▶ **Given problem**: All of the material should be reproduced exactly, with pictures left out.

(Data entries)
• • • •

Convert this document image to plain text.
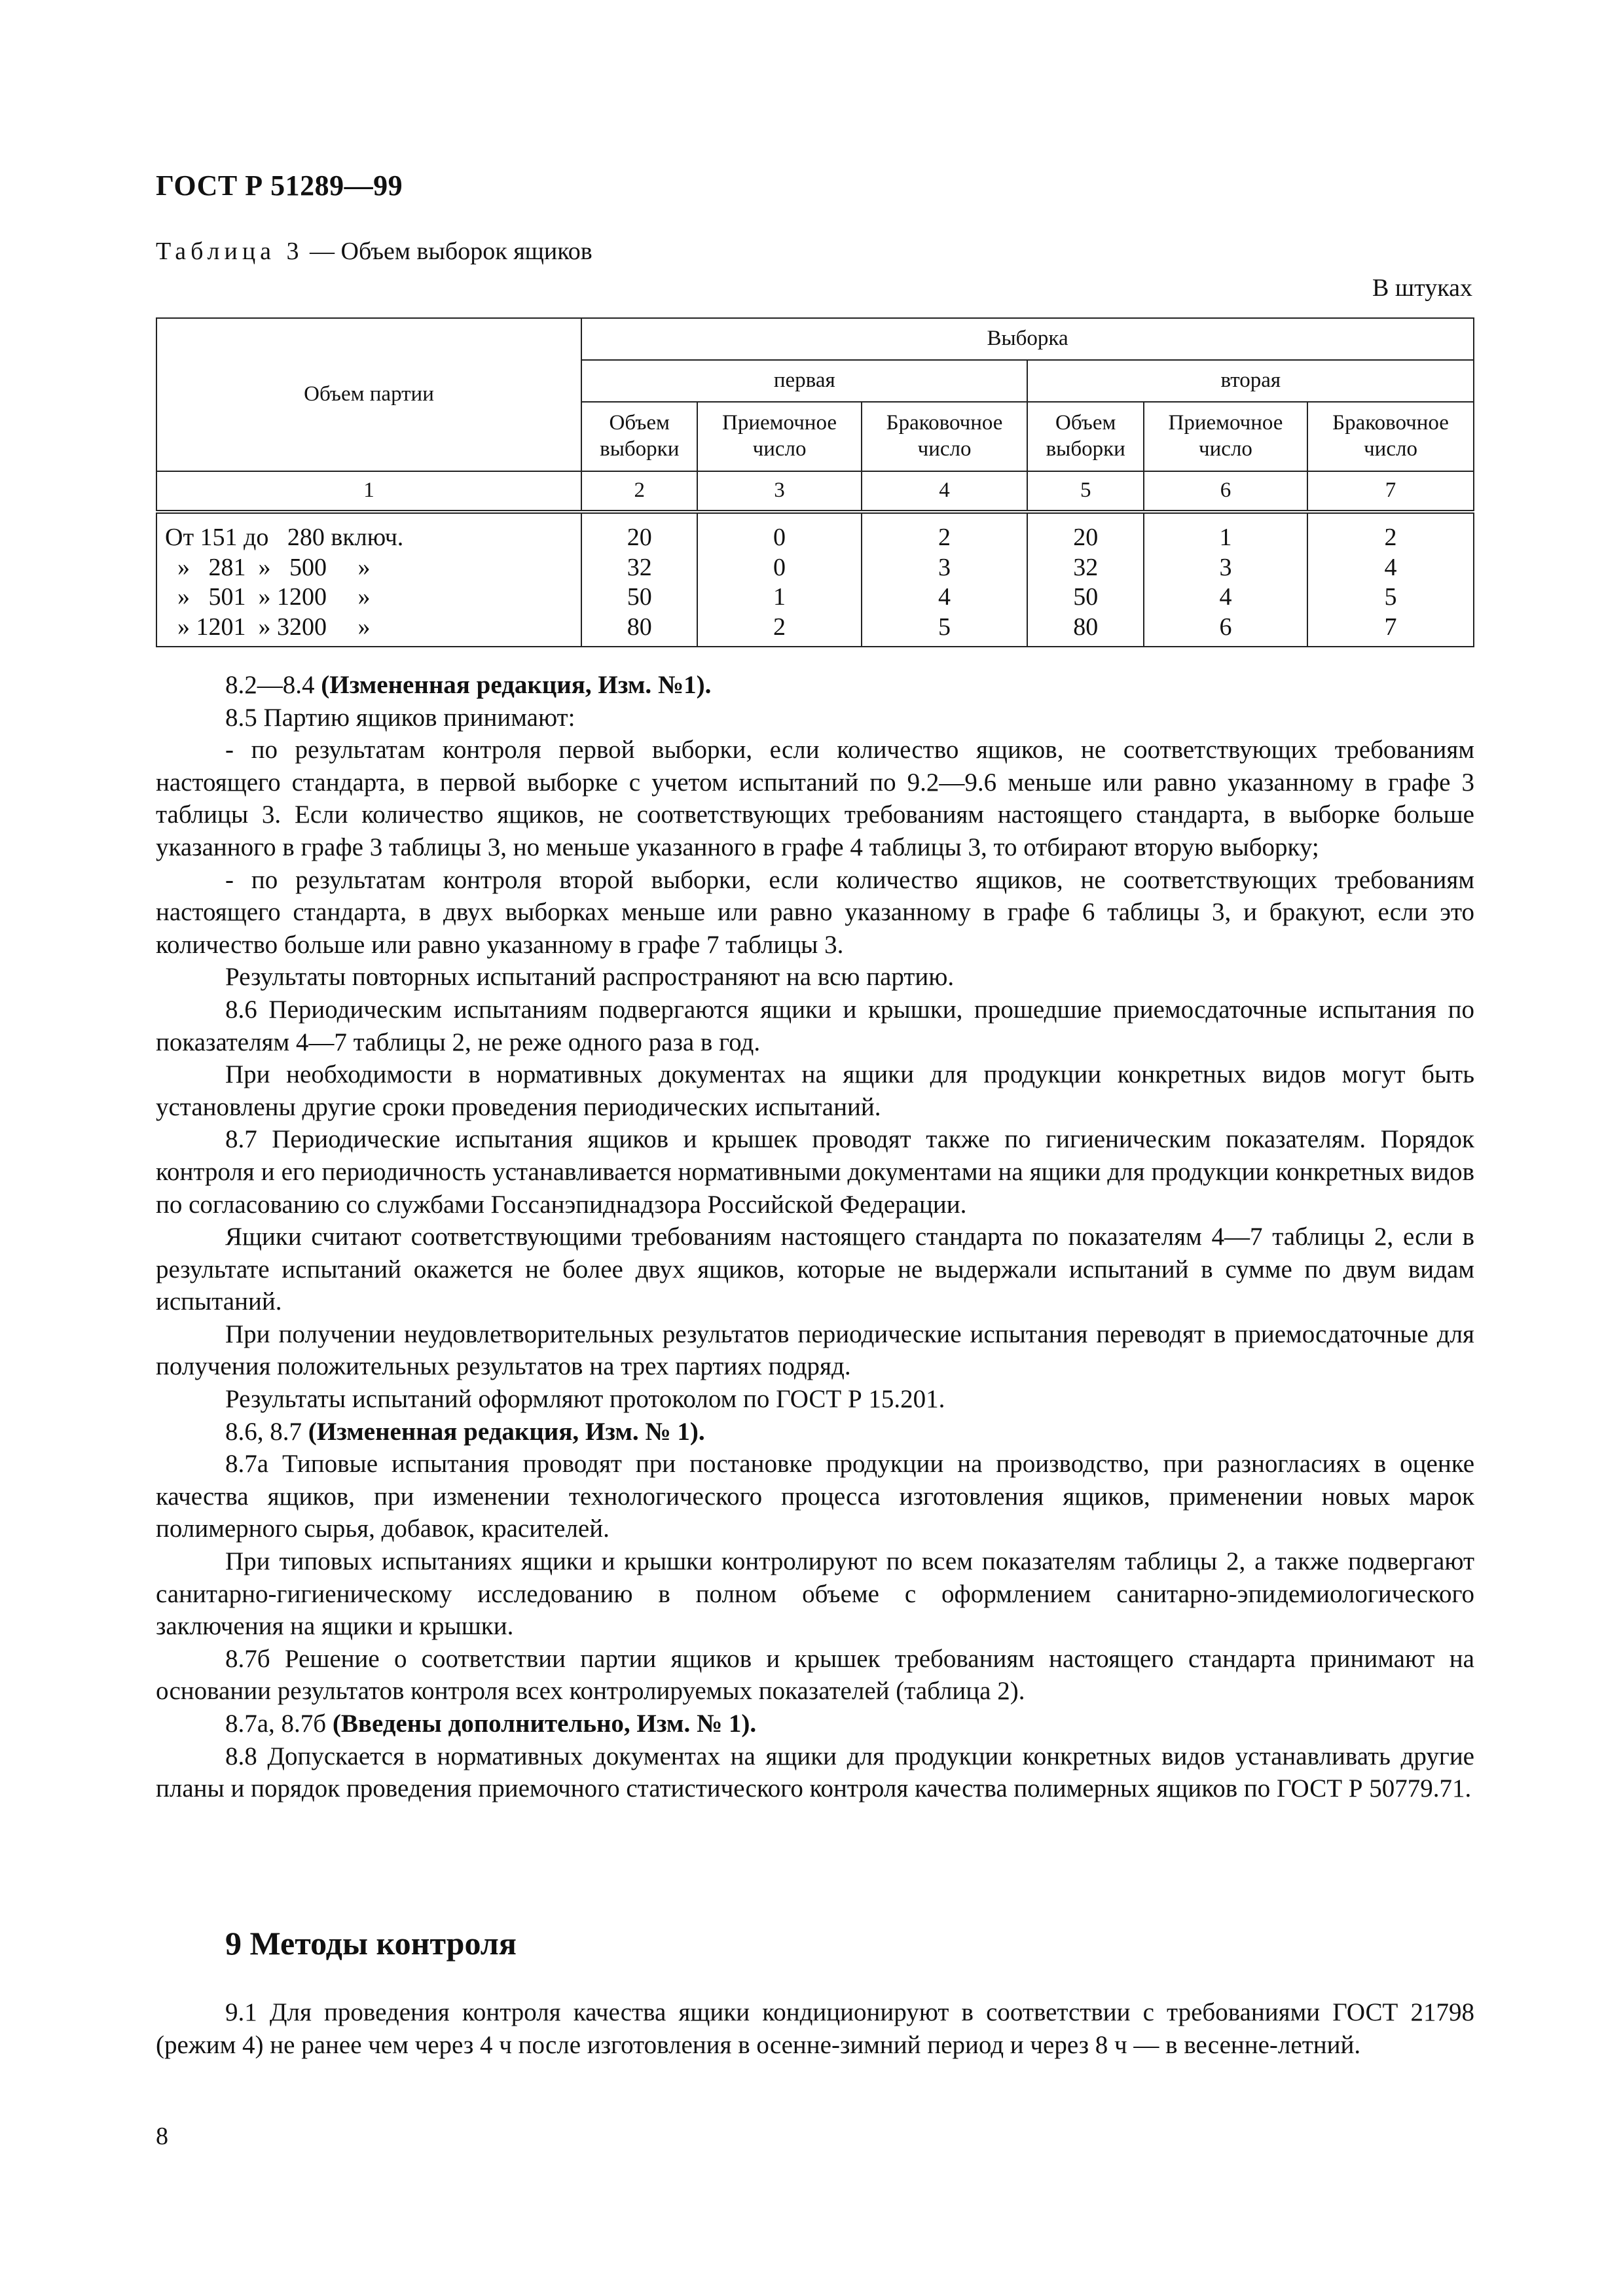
ГОСТ Р 51289—99
Таблица 3 — Объем выборок ящиков
В штуках
Объем партии	Выборка					
	первая			вторая		
	Объем выборки	Приемочное число	Браковочное число	Объем выборки	Приемочное число	Браковочное число
1	2	3	4	5	6	7
От 151 до   280 включ.	20	0	2	20	1	2
»   281  »   500     »	32	0	3	32	3	4
»   501  » 1200     »	50	1	4	50	4	5
» 1201  » 3200     »	80	2	5	80	6	7

8.2—8.4 (Измененная редакция, Изм. №1).

8.5 Партию ящиков принимают:

- по результатам контроля первой выборки, если количество ящиков, не соответствующих требованиям настоящего стандарта, в первой выборке с учетом испытаний по 9.2—9.6 меньше или равно указанному в графе 3 таблицы 3. Если количество ящиков, не соответствующих требованиям настоящего стандарта, в выборке больше указанного в графе 3 таблицы 3, но меньше указанного в графе 4 таблицы 3, то отбирают вторую выборку;

- по результатам контроля второй выборки, если количество ящиков, не соответствующих требованиям настоящего стандарта, в двух выборках меньше или равно указанному в графе 6 таблицы 3, и бракуют, если это количество больше или равно указанному в графе 7 таблицы 3.

Результаты повторных испытаний распространяют на всю партию.

8.6 Периодическим испытаниям подвергаются ящики и крышки, прошедшие приемосдаточные испытания по показателям 4—7 таблицы 2, не реже одного раза в год.

При необходимости в нормативных документах на ящики для продукции конкретных видов могут быть установлены другие сроки проведения периодических испытаний.

8.7 Периодические испытания ящиков и крышек проводят также по гигиеническим показателям. Порядок контроля и его периодичность устанавливается нормативными документами на ящики для продукции конкретных видов по согласованию со службами Госсанэпиднадзора Российской Федерации.

Ящики считают соответствующими требованиям настоящего стандарта по показателям 4—7 таблицы 2, если в результате испытаний окажется не более двух ящиков, которые не выдержали испытаний в сумме по двум видам испытаний.

При получении неудовлетворительных результатов периодические испытания переводят в приемосдаточные для получения положительных результатов на трех партиях подряд.

Результаты испытаний оформляют протоколом по ГОСТ Р 15.201.

8.6, 8.7 (Измененная редакция, Изм. № 1).

8.7а Типовые испытания проводят при постановке продукции на производство, при разногласиях в оценке качества ящиков, при изменении технологического процесса изготовления ящиков, применении новых марок полимерного сырья, добавок, красителей.

При типовых испытаниях ящики и крышки контролируют по всем показателям таблицы 2, а также подвергают санитарно-гигиеническому исследованию в полном объеме с оформлением санитарно-эпидемиологического заключения на ящики и крышки.

8.7б Решение о соответствии партии ящиков и крышек требованиям настоящего стандарта принимают на основании результатов контроля всех контролируемых показателей (таблица 2).

8.7а, 8.7б (Введены дополнительно, Изм. № 1).

8.8 Допускается в нормативных документах на ящики для продукции конкретных видов устанавливать другие планы и порядок проведения приемочного статистического контроля качества полимерных ящиков по ГОСТ Р 50779.71.

9 Методы контроля

9.1 Для проведения контроля качества ящики кондиционируют в соответствии с требованиями ГОСТ 21798 (режим 4) не ранее чем через 4 ч после изготовления в осенне-зимний период и через 8 ч — в весенне-летний.

8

• • • •

▶ **Worked solution**:
Convert this document image to plain text.
ГОСТ Р 51289—99
Таблица 3 — Объем выборок ящиков
В штуках
Объем партии	Выборка					
	первая			вторая		
	Объем выборки	Приемочное число	Браковочное число	Объем выборки	Приемочное число	Браковочное число
1	2	3	4	5	6	7
От 151 до   280 включ.	20	0	2	20	1	2
»   281  »   500     »	32	0	3	32	3	4
»   501  » 1200     »	50	1	4	50	4	5
» 1201  » 3200     »	80	2	5	80	6	7

8.2—8.4 (Измененная редакция, Изм. №1).

8.5 Партию ящиков принимают:

- по результатам контроля первой выборки, если количество ящиков, не соответствующих требованиям настоящего стандарта, в первой выборке с учетом испытаний по 9.2—9.6 меньше или равно указанному в графе 3 таблицы 3. Если количество ящиков, не соответствующих требованиям настоящего стандарта, в выборке больше указанного в графе 3 таблицы 3, но меньше указанного в графе 4 таблицы 3, то отбирают вторую выборку;

- по результатам контроля второй выборки, если количество ящиков, не соответствующих требованиям настоящего стандарта, в двух выборках меньше или равно указанному в графе 6 таблицы 3, и бракуют, если это количество больше или равно указанному в графе 7 таблицы 3.

Результаты повторных испытаний распространяют на всю партию.

8.6 Периодическим испытаниям подвергаются ящики и крышки, прошедшие приемосдаточные испытания по показателям 4—7 таблицы 2, не реже одного раза в год.

При необходимости в нормативных документах на ящики для продукции конкретных видов могут быть установлены другие сроки проведения периодических испытаний.

8.7 Периодические испытания ящиков и крышек проводят также по гигиеническим показателям. Порядок контроля и его периодичность устанавливается нормативными документами на ящики для продукции конкретных видов по согласованию со службами Госсанэпиднадзора Российской Федерации.

Ящики считают соответствующими требованиям настоящего стандарта по показателям 4—7 таблицы 2, если в результате испытаний окажется не более двух ящиков, которые не выдержали испытаний в сумме по двум видам испытаний.

При получении неудовлетворительных результатов периодические испытания переводят в приемосдаточные для получения положительных результатов на трех партиях подряд.

Результаты испытаний оформляют протоколом по ГОСТ Р 15.201.

8.6, 8.7 (Измененная редакция, Изм. № 1).

8.7а Типовые испытания проводят при постановке продукции на производство, при разногласиях в оценке качества ящиков, при изменении технологического процесса изготовления ящиков, применении новых марок полимерного сырья, добавок, красителей.

При типовых испытаниях ящики и крышки контролируют по всем показателям таблицы 2, а также подвергают санитарно-гигиеническому исследованию в полном объеме с оформлением санитарно-эпидемиологического заключения на ящики и крышки.

8.7б Решение о соответствии партии ящиков и крышек требованиям настоящего стандарта принимают на основании результатов контроля всех контролируемых показателей (таблица 2).

8.7а, 8.7б (Введены дополнительно, Изм. № 1).

8.8 Допускается в нормативных документах на ящики для продукции конкретных видов устанавливать другие планы и порядок проведения приемочного статистического контроля качества полимерных ящиков по ГОСТ Р 50779.71.

9 Методы контроля

9.1 Для проведения контроля качества ящики кондиционируют в соответствии с требованиями ГОСТ 21798 (режим 4) не ранее чем через 4 ч после изготовления в осенне-зимний период и через 8 ч — в весенне-летний.

8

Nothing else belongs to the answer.